[Part of a data file]
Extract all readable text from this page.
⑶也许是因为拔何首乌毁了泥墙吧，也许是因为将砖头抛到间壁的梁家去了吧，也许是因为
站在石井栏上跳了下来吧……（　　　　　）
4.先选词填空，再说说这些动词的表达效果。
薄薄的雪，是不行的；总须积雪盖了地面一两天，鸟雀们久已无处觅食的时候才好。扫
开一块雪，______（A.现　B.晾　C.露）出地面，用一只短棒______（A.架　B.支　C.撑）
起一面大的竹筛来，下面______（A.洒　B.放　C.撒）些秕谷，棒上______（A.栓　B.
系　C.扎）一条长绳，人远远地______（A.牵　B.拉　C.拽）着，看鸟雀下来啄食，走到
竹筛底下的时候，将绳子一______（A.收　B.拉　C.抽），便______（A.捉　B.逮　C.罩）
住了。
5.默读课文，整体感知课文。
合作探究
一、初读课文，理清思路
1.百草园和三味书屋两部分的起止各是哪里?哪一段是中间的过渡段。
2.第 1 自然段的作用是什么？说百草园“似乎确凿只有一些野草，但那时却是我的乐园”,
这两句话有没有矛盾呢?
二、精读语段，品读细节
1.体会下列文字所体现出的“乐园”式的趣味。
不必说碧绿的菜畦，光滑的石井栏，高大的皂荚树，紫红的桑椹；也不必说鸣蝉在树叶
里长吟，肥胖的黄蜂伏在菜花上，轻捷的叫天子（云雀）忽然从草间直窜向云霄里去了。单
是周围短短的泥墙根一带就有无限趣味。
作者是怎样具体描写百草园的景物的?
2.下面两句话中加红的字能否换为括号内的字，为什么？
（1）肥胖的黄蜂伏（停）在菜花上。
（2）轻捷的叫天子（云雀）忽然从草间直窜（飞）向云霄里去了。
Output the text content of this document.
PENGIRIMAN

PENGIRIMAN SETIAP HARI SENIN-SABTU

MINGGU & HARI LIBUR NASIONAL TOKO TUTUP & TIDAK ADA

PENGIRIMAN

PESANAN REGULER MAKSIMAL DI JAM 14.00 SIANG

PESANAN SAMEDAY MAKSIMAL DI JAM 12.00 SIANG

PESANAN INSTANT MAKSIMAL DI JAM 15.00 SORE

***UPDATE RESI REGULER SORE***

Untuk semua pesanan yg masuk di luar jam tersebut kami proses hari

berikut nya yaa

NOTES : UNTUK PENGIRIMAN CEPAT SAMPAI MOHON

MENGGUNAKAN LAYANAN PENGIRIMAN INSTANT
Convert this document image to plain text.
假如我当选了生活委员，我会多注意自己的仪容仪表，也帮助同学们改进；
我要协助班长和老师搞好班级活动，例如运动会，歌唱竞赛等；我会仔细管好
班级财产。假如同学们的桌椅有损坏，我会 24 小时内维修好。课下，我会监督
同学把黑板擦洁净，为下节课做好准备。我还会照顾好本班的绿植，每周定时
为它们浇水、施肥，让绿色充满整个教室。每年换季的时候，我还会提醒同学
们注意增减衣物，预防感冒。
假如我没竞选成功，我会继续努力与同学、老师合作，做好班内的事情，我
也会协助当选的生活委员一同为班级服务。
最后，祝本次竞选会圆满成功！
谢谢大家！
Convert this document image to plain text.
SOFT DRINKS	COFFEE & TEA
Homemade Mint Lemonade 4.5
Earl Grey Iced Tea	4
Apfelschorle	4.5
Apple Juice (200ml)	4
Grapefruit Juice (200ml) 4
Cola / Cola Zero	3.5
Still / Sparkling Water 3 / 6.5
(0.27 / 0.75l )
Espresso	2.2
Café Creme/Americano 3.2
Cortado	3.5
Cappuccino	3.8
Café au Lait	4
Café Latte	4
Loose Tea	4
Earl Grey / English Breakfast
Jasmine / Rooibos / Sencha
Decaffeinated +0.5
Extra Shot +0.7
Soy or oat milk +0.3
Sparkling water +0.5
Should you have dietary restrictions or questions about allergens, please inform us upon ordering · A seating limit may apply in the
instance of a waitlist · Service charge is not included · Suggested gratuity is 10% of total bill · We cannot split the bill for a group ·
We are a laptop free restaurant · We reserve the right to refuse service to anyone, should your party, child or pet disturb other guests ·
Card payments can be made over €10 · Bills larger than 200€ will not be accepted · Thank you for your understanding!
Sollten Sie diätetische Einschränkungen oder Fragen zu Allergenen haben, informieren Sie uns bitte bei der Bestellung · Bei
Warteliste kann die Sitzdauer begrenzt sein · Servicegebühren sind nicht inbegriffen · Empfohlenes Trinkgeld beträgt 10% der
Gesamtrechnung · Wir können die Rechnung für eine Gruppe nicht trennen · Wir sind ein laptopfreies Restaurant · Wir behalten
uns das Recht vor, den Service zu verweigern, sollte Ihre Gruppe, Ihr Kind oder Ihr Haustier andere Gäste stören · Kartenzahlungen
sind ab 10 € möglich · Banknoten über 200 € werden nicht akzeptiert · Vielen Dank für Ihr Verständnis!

◆ **Aim of the exercise**
Search the entries for "MAKSIMAL" and copy out each line that has it.

◆ **Written answer**
PESANAN REGULER MAKSIMAL DI JAM 14.00 SIANG
PESANAN SAMEDAY MAKSIMAL DI JAM 12.00 SIANG
PESANAN INSTANT MAKSIMAL DI JAM 15.00 SORE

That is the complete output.